> [Problem description]: Look through the material below for "agua". Copy every line that contains it.
--- Entries shown ---
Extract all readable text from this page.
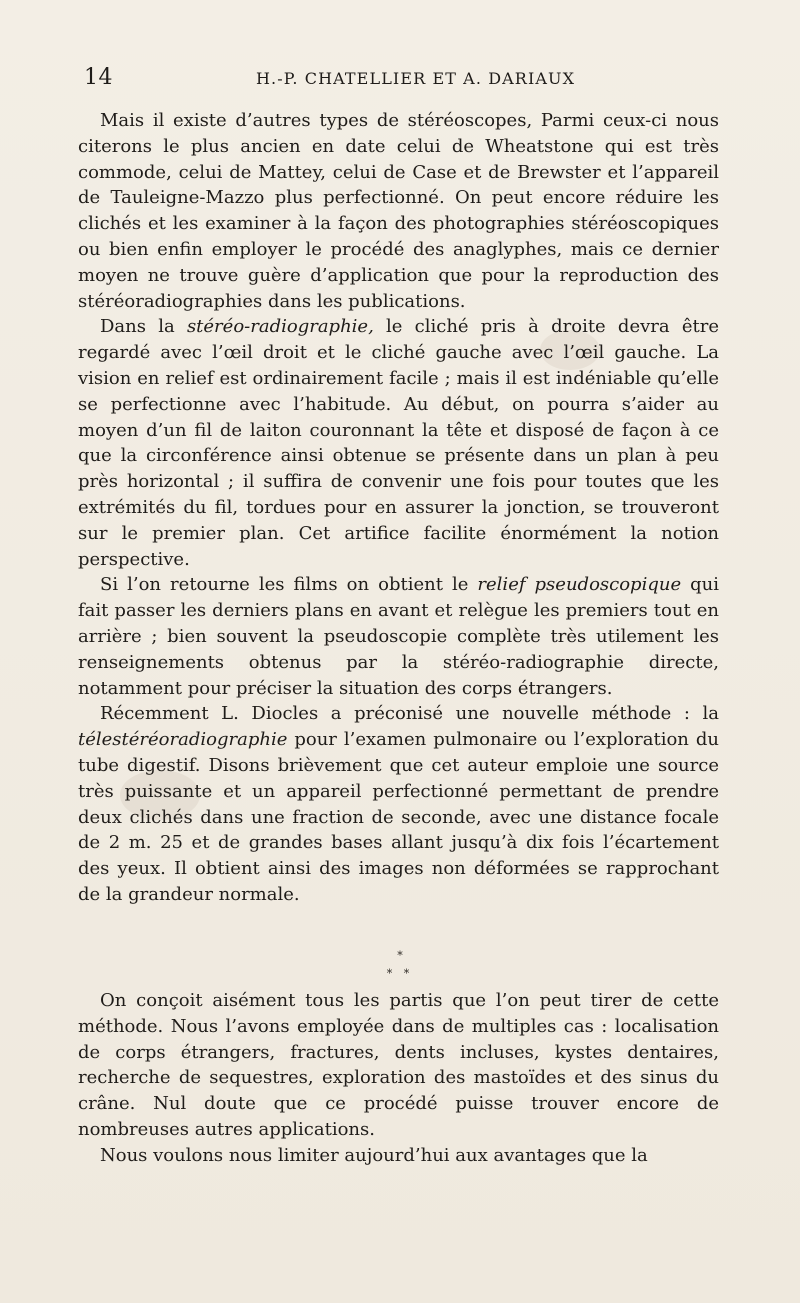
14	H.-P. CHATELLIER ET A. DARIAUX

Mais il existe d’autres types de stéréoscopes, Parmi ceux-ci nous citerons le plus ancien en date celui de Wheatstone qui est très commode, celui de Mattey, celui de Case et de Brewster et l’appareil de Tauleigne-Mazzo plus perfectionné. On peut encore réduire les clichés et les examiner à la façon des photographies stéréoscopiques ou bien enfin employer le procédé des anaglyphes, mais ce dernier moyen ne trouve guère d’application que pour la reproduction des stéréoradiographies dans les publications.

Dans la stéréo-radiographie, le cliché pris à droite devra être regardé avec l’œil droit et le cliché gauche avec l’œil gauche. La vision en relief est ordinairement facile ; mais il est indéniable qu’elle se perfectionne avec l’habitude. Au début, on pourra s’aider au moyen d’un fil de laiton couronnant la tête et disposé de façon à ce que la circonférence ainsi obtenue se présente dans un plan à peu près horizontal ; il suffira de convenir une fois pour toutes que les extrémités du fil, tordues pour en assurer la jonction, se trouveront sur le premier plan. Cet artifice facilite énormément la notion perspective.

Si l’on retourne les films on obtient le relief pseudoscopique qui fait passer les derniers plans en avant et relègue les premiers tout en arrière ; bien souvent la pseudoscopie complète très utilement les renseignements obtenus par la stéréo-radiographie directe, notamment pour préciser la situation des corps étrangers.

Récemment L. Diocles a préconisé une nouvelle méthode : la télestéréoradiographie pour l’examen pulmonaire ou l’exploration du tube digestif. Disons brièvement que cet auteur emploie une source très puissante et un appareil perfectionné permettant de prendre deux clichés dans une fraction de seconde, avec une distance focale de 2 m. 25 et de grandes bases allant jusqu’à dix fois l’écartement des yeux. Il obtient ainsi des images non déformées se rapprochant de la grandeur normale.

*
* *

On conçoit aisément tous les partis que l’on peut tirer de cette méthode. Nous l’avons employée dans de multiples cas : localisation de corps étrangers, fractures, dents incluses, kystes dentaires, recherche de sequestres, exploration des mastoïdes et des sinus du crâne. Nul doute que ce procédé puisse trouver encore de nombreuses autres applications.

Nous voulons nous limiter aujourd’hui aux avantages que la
---
--- Entries shown ---
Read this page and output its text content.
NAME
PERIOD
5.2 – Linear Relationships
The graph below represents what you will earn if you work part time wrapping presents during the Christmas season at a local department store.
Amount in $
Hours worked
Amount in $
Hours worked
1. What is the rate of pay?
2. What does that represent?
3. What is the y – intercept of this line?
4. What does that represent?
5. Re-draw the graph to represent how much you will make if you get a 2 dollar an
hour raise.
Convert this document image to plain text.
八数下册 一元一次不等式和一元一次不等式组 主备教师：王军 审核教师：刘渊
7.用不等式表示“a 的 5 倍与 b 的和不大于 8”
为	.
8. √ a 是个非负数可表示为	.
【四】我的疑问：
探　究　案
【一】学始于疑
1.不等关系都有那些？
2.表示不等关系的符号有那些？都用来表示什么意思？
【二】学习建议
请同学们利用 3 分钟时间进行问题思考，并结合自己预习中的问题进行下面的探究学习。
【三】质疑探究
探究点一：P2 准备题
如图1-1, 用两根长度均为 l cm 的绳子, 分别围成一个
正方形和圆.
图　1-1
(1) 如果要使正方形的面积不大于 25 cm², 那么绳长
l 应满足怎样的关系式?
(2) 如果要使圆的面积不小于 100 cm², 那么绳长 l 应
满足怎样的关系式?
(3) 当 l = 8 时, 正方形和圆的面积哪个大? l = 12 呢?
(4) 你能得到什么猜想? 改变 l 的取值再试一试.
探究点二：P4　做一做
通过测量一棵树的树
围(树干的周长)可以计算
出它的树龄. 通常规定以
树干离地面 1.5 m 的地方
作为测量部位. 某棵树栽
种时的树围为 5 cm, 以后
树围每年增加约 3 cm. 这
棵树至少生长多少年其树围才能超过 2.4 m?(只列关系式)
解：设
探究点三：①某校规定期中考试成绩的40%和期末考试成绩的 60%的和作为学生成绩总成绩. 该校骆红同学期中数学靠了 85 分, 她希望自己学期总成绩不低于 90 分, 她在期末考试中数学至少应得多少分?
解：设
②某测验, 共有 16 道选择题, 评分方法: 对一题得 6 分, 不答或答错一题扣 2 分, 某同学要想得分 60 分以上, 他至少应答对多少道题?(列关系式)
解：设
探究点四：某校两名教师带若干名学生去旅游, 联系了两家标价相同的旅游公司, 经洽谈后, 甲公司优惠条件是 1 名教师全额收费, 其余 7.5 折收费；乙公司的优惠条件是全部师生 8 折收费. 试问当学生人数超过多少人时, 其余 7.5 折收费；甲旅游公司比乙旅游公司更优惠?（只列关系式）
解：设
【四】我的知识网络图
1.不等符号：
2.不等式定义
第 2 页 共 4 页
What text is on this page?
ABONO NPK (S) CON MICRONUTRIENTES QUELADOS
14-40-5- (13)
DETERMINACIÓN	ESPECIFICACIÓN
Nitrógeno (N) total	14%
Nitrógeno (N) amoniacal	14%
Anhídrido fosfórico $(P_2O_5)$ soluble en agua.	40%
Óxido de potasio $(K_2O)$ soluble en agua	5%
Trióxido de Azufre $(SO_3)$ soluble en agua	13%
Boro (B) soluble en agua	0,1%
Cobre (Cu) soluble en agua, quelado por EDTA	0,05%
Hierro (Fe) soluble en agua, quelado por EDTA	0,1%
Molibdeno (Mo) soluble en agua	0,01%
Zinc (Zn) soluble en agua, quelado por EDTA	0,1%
---
> [Finished task]:
Anhídrido fosfórico $(P_2O_5)$ soluble en agua.	40%
Óxido de potasio $(K_2O)$ soluble en agua	5%
Trióxido de Azufre $(SO_3)$ soluble en agua	13%
Boro (B) soluble en agua	0,1%
Cobre (Cu) soluble en agua, quelado por EDTA	0,05%
Hierro (Fe) soluble en agua, quelado por EDTA	0,1%
Molibdeno (Mo) soluble en agua	0,01%
Zinc (Zn) soluble en agua, quelado por EDTA	0,1%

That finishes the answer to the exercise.